══ AVAILABLE RECORDS
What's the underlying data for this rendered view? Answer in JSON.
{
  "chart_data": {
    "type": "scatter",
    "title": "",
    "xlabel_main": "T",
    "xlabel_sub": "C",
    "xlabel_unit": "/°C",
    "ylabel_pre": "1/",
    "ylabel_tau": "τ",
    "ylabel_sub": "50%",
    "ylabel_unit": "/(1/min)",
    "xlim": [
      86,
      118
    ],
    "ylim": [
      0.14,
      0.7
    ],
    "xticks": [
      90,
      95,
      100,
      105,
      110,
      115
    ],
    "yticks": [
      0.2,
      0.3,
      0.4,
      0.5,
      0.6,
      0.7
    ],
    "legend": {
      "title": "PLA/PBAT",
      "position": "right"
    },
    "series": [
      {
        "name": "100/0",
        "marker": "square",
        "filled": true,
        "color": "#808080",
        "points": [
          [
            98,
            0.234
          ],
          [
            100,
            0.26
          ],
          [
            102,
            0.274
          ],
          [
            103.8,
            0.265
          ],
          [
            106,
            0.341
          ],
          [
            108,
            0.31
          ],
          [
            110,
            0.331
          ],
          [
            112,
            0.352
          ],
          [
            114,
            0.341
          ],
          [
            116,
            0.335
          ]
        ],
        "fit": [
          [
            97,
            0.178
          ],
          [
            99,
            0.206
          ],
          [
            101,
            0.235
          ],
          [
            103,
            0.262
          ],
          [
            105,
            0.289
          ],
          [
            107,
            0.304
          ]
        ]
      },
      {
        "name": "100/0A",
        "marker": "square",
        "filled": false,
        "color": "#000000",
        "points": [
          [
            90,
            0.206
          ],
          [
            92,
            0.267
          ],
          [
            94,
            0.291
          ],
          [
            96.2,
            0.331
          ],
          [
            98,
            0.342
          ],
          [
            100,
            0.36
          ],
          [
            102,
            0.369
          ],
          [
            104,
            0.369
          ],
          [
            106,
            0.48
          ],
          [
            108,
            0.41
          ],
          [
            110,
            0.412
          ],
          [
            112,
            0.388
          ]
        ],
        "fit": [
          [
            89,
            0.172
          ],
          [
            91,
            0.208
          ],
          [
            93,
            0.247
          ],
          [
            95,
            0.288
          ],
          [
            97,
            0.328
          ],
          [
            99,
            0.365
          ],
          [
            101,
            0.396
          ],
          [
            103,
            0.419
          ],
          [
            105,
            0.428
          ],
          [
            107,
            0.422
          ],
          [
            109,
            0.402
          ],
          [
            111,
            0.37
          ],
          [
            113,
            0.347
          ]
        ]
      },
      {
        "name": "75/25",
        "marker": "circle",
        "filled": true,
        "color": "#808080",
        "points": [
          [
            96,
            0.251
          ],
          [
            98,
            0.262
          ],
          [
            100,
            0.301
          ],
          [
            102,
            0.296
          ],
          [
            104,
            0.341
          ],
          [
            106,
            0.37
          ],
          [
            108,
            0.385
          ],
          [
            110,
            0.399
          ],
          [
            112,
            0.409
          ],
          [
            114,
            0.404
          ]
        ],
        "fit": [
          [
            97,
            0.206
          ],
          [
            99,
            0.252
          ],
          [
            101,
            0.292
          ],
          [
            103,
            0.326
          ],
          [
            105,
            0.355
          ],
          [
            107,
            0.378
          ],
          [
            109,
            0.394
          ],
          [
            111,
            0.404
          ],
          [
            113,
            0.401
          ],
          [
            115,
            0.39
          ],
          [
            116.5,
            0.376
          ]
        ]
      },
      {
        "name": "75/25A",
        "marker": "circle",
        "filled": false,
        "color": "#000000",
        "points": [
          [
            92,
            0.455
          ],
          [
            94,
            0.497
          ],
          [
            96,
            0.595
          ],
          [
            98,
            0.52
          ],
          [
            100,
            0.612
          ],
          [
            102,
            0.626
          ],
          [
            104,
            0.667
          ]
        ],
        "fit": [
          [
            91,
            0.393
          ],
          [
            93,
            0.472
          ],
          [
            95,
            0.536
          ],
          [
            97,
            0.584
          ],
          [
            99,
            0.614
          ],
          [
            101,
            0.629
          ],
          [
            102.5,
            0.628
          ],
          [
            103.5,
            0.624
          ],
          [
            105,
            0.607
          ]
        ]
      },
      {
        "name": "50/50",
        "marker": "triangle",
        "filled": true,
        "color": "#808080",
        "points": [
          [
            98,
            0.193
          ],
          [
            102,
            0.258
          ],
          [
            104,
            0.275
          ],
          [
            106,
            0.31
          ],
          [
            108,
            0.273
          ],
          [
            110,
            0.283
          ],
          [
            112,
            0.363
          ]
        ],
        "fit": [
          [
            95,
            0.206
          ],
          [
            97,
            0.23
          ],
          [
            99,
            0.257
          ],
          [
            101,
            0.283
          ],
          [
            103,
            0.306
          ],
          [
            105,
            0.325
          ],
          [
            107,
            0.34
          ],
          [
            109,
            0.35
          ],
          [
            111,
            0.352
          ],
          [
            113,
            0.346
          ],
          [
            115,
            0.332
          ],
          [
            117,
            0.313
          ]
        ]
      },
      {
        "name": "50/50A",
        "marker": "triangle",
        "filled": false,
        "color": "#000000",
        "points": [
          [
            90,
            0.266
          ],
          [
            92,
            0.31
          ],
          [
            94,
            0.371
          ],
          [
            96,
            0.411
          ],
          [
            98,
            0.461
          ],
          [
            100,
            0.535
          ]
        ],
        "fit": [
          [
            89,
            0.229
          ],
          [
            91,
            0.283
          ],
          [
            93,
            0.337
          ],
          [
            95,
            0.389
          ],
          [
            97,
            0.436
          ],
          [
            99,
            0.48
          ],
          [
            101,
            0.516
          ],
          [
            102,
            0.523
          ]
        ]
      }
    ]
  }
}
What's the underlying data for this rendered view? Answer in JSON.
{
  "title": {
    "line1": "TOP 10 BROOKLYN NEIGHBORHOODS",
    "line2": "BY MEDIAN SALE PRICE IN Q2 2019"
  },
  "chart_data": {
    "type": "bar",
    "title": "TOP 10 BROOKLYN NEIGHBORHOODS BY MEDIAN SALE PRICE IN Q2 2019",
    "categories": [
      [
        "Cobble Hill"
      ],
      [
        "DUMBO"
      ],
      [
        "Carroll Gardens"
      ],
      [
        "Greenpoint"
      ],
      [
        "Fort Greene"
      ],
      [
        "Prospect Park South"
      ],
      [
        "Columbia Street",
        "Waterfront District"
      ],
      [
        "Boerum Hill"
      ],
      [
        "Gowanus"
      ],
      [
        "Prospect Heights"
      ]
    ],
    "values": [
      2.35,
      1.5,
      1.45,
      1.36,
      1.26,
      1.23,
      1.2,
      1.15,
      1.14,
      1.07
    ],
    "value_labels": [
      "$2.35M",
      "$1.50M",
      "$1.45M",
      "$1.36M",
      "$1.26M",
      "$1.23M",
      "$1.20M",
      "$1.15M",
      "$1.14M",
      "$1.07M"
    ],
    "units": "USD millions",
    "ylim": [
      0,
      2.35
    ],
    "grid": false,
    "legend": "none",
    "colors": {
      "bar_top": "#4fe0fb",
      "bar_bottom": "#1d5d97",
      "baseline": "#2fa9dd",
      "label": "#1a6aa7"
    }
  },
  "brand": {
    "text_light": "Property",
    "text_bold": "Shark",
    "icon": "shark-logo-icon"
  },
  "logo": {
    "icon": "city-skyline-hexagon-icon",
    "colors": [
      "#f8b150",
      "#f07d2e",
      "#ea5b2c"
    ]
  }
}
════
══ AVAILABLE RECORDS
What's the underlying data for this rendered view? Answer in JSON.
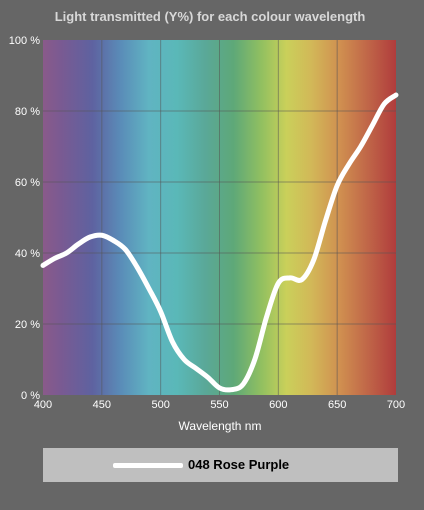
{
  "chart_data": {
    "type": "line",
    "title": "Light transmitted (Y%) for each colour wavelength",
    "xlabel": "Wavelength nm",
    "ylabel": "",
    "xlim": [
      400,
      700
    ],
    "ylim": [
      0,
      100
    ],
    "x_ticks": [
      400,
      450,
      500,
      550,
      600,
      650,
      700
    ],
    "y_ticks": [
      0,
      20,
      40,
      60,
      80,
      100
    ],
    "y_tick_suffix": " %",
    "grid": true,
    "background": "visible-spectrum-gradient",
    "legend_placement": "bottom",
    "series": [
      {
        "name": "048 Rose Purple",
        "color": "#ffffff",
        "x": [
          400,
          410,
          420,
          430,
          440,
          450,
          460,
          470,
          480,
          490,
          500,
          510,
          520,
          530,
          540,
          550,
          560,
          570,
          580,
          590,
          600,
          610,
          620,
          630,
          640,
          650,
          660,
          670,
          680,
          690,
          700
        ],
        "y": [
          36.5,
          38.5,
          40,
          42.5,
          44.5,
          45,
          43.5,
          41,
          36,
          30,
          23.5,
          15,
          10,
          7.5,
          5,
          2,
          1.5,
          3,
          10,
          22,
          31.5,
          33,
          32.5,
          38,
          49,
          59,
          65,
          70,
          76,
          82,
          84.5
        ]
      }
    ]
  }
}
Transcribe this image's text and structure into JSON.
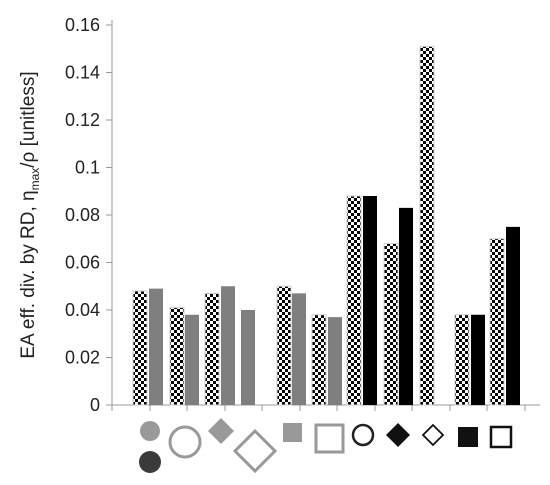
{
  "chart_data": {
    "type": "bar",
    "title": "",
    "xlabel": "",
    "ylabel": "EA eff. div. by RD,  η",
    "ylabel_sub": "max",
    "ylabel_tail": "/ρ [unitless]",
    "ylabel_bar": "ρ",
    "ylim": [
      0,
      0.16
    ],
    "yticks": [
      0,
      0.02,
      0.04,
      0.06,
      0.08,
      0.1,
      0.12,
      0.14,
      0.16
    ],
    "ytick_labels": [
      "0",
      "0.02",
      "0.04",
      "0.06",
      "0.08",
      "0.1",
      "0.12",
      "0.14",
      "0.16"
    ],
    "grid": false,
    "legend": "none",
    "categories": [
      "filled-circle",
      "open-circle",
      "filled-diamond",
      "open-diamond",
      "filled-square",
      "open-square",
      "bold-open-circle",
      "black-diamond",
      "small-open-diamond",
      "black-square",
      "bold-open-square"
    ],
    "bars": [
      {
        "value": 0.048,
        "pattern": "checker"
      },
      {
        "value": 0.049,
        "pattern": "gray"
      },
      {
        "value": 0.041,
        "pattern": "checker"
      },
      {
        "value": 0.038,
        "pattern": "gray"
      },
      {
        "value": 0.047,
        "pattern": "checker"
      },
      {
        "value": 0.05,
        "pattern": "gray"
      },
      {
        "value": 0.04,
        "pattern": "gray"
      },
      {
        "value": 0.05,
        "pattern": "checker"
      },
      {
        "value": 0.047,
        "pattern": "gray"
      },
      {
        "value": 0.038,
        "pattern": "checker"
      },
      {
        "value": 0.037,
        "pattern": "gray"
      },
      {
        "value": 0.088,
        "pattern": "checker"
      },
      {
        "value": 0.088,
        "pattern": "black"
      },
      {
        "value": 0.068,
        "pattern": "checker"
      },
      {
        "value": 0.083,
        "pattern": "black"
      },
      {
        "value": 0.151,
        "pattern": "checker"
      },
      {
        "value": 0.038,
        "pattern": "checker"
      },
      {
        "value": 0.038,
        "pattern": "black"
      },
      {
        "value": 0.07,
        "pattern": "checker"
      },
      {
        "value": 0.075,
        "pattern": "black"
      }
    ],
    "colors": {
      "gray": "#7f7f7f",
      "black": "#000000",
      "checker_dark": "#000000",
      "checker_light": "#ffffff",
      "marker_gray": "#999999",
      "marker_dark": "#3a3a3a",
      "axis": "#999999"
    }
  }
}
════
EXERCISE: Copy out each line that contains the word "MEDIAN".

ANSWER TO THIS EXERCISE:
    "line2": "BY MEDIAN SALE PRICE IN Q2 2019"
    "title": "TOP 10 BROOKLYN NEIGHBORHOODS BY MEDIAN SALE PRICE IN Q2 2019",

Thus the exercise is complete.